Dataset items
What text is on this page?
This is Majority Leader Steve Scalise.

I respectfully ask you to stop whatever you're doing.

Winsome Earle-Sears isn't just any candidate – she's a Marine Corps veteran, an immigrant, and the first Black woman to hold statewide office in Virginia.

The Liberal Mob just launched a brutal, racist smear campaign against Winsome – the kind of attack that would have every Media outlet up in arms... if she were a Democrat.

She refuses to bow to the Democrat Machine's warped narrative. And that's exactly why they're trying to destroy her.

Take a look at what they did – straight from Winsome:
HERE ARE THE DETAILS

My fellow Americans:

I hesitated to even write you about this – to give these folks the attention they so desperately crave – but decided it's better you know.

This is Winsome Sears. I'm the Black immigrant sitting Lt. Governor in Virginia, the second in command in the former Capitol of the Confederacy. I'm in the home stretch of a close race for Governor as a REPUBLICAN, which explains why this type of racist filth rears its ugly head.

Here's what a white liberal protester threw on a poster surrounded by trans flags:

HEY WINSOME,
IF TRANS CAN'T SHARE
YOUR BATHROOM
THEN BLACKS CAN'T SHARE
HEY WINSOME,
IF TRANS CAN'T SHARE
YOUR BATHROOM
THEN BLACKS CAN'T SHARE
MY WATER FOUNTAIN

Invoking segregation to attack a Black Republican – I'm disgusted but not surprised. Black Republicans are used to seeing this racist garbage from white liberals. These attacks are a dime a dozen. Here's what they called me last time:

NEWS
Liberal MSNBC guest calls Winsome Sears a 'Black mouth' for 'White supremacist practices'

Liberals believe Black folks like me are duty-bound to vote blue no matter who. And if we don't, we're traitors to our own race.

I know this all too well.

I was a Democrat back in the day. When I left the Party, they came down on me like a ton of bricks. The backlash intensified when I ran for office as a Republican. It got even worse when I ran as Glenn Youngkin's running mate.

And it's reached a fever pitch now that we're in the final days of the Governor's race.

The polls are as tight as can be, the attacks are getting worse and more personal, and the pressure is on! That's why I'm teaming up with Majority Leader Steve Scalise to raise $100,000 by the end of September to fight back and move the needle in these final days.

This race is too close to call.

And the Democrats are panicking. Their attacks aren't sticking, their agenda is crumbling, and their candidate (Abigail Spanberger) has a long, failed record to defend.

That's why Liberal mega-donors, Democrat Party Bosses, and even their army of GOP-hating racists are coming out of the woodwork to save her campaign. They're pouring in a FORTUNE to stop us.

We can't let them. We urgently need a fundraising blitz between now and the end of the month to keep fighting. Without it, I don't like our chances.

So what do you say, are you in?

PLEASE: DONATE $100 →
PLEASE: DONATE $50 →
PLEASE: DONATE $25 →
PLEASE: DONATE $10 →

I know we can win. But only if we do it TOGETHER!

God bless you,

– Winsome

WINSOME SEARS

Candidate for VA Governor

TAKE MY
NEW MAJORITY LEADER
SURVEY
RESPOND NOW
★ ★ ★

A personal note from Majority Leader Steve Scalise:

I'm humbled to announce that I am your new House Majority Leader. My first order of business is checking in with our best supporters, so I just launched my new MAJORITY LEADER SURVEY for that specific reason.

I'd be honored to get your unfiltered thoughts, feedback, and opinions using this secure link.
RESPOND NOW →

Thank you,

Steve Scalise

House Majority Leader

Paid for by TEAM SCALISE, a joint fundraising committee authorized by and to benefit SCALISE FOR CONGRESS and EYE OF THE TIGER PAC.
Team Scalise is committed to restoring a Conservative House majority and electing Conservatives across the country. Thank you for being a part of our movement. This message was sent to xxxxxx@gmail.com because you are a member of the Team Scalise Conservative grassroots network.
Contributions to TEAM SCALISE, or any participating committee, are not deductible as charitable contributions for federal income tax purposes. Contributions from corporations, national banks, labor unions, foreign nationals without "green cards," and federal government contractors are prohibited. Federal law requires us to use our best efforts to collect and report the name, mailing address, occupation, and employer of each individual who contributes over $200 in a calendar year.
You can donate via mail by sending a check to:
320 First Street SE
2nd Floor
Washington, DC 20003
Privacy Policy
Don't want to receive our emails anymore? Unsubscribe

### What is expected
Write out every entry verbatim.

### Output of the exercise
What text is on this page?
This is Majority Leader Steve Scalise.

I respectfully ask you to stop whatever you're doing.

Winsome Earle-Sears isn't just any candidate – she's a Marine Corps veteran, an immigrant, and the first Black woman to hold statewide office in Virginia.

The Liberal Mob just launched a brutal, racist smear campaign against Winsome – the kind of attack that would have every Media outlet up in arms... if she were a Democrat.

She refuses to bow to the Democrat Machine's warped narrative. And that's exactly why they're trying to destroy her.

Take a look at what they did – straight from Winsome:
HERE ARE THE DETAILS

My fellow Americans:

I hesitated to even write you about this – to give these folks the attention they so desperately crave – but decided it's better you know.

This is Winsome Sears. I'm the Black immigrant sitting Lt. Governor in Virginia, the second in command in the former Capitol of the Confederacy. I'm in the home stretch of a close race for Governor as a REPUBLICAN, which explains why this type of racist filth rears its ugly head.

Here's what a white liberal protester threw on a poster surrounded by trans flags:

HEY WINSOME,
IF TRANS CAN'T SHARE
YOUR BATHROOM
THEN BLACKS CAN'T SHARE
HEY WINSOME,
IF TRANS CAN'T SHARE
YOUR BATHROOM
THEN BLACKS CAN'T SHARE
MY WATER FOUNTAIN

Invoking segregation to attack a Black Republican – I'm disgusted but not surprised. Black Republicans are used to seeing this racist garbage from white liberals. These attacks are a dime a dozen. Here's what they called me last time:

NEWS
Liberal MSNBC guest calls Winsome Sears a 'Black mouth' for 'White supremacist practices'

Liberals believe Black folks like me are duty-bound to vote blue no matter who. And if we don't, we're traitors to our own race.

I know this all too well.

I was a Democrat back in the day. When I left the Party, they came down on me like a ton of bricks. The backlash intensified when I ran for office as a Republican. It got even worse when I ran as Glenn Youngkin's running mate.

And it's reached a fever pitch now that we're in the final days of the Governor's race.

The polls are as tight as can be, the attacks are getting worse and more personal, and the pressure is on! That's why I'm teaming up with Majority Leader Steve Scalise to raise $100,000 by the end of September to fight back and move the needle in these final days.

This race is too close to call.

And the Democrats are panicking. Their attacks aren't sticking, their agenda is crumbling, and their candidate (Abigail Spanberger) has a long, failed record to defend.

That's why Liberal mega-donors, Democrat Party Bosses, and even their army of GOP-hating racists are coming out of the woodwork to save her campaign. They're pouring in a FORTUNE to stop us.

We can't let them. We urgently need a fundraising blitz between now and the end of the month to keep fighting. Without it, I don't like our chances.

So what do you say, are you in?

PLEASE: DONATE $100 →
PLEASE: DONATE $50 →
PLEASE: DONATE $25 →
PLEASE: DONATE $10 →

I know we can win. But only if we do it TOGETHER!

God bless you,

– Winsome

WINSOME SEARS

Candidate for VA Governor

TAKE MY
NEW MAJORITY LEADER
SURVEY
RESPOND NOW
★ ★ ★

A personal note from Majority Leader Steve Scalise:

I'm humbled to announce that I am your new House Majority Leader. My first order of business is checking in with our best supporters, so I just launched my new MAJORITY LEADER SURVEY for that specific reason.

I'd be honored to get your unfiltered thoughts, feedback, and opinions using this secure link.
RESPOND NOW →

Thank you,

Steve Scalise

House Majority Leader

Paid for by TEAM SCALISE, a joint fundraising committee authorized by and to benefit SCALISE FOR CONGRESS and EYE OF THE TIGER PAC.
Team Scalise is committed to restoring a Conservative House majority and electing Conservatives across the country. Thank you for being a part of our movement. This message was sent to xxxxxx@gmail.com because you are a member of the Team Scalise Conservative grassroots network.
Contributions to TEAM SCALISE, or any participating committee, are not deductible as charitable contributions for federal income tax purposes. Contributions from corporations, national banks, labor unions, foreign nationals without "green cards," and federal government contractors are prohibited. Federal law requires us to use our best efforts to collect and report the name, mailing address, occupation, and employer of each individual who contributes over $200 in a calendar year.
You can donate via mail by sending a check to:
320 First Street SE
2nd Floor
Washington, DC 20003
Privacy Policy
Don't want to receive our emails anymore? Unsubscribe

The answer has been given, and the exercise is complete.